(Figure data in JSON)
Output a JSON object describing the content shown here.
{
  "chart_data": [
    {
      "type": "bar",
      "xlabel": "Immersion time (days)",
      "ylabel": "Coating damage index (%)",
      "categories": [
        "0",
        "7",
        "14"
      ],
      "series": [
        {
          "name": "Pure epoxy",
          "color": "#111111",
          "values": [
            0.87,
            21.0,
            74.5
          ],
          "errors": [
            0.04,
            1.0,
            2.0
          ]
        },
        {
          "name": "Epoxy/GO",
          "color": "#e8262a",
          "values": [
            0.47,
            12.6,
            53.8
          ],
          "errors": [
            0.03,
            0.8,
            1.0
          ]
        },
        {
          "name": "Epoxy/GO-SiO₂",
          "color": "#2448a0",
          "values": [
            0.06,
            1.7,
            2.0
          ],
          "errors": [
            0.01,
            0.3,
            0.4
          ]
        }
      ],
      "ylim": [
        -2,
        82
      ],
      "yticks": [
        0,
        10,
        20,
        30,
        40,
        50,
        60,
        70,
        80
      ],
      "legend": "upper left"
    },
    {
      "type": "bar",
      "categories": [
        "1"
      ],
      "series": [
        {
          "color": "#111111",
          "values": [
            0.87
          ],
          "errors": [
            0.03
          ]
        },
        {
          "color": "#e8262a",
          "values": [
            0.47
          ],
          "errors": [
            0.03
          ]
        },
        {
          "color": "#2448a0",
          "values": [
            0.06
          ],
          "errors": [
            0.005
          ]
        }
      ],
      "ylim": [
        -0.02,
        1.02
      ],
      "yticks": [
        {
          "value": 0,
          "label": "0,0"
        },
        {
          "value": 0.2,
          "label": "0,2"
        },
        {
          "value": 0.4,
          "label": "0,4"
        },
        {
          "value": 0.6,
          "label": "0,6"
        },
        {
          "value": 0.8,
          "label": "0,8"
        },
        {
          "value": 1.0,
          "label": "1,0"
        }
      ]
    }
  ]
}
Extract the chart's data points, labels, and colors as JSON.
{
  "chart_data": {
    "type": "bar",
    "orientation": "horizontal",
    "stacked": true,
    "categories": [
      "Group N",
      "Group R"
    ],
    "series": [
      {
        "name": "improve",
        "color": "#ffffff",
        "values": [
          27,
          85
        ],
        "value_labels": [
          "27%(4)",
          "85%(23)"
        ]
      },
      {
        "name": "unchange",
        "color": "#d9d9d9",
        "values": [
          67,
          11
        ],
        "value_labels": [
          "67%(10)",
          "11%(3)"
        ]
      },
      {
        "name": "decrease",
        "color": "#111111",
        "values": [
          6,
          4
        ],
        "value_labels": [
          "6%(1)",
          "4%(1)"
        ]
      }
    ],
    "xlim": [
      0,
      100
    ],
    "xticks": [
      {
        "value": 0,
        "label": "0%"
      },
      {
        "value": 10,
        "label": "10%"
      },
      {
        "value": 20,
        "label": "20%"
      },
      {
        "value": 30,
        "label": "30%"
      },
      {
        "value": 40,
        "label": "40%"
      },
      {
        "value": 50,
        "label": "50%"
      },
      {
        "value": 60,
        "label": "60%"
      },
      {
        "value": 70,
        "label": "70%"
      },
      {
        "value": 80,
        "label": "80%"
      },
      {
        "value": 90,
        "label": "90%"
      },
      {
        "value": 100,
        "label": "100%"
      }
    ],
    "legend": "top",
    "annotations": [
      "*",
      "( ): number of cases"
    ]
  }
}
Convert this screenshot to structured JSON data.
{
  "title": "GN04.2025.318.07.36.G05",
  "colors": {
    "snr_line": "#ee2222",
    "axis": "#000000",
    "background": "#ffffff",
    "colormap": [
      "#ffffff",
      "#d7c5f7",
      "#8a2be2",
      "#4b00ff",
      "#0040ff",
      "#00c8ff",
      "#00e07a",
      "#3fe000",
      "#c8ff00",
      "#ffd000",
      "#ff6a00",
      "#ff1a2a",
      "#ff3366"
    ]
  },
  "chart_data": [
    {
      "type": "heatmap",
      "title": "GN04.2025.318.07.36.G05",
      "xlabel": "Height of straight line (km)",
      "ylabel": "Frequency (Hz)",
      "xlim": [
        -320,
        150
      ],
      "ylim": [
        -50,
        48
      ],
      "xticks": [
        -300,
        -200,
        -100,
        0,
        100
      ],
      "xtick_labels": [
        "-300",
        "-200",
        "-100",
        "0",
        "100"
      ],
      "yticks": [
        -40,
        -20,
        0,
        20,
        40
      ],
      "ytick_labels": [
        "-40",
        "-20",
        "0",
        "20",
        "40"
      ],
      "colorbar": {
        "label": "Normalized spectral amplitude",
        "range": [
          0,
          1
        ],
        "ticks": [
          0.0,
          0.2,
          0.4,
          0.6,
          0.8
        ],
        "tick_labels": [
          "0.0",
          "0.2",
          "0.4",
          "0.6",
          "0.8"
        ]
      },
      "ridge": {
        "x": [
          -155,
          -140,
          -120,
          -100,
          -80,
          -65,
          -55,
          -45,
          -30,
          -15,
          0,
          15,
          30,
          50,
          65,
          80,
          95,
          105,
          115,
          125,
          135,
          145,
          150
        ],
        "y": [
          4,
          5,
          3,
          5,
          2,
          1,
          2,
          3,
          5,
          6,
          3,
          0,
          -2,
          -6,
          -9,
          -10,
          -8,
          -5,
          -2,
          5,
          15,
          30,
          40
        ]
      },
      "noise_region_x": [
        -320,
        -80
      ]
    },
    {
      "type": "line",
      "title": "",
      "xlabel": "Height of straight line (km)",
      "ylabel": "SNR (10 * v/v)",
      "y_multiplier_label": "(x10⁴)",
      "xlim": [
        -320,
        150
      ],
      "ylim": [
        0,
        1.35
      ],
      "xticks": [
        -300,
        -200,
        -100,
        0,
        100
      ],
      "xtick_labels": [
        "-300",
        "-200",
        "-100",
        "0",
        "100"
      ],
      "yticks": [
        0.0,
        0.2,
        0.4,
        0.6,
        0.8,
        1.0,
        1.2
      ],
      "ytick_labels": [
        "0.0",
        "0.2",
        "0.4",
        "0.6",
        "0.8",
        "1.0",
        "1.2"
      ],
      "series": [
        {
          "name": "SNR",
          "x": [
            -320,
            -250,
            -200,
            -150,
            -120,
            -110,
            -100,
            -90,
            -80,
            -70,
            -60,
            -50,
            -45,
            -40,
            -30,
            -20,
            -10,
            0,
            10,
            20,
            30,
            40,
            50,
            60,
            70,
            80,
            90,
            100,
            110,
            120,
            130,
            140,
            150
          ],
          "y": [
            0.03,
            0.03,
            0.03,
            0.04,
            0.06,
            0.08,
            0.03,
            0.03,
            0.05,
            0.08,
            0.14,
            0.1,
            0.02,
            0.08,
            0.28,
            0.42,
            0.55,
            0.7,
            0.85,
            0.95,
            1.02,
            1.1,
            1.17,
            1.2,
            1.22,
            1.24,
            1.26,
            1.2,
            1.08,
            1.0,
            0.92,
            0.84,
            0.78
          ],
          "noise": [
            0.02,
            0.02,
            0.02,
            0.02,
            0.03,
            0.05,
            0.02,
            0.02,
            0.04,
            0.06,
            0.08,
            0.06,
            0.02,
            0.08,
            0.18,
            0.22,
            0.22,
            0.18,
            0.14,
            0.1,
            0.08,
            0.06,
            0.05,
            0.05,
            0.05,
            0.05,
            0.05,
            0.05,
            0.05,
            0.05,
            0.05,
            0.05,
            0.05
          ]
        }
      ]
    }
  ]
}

» **Required task**
Pull every line holding "name" out of the records.

» **Solution to this task**
          "name": "Pure epoxy",
          "name": "Epoxy/GO",
          "name": "Epoxy/GO-SiO₂",
        "name": "improve",
        "name": "unchange",
        "name": "decrease",
          "name": "SNR",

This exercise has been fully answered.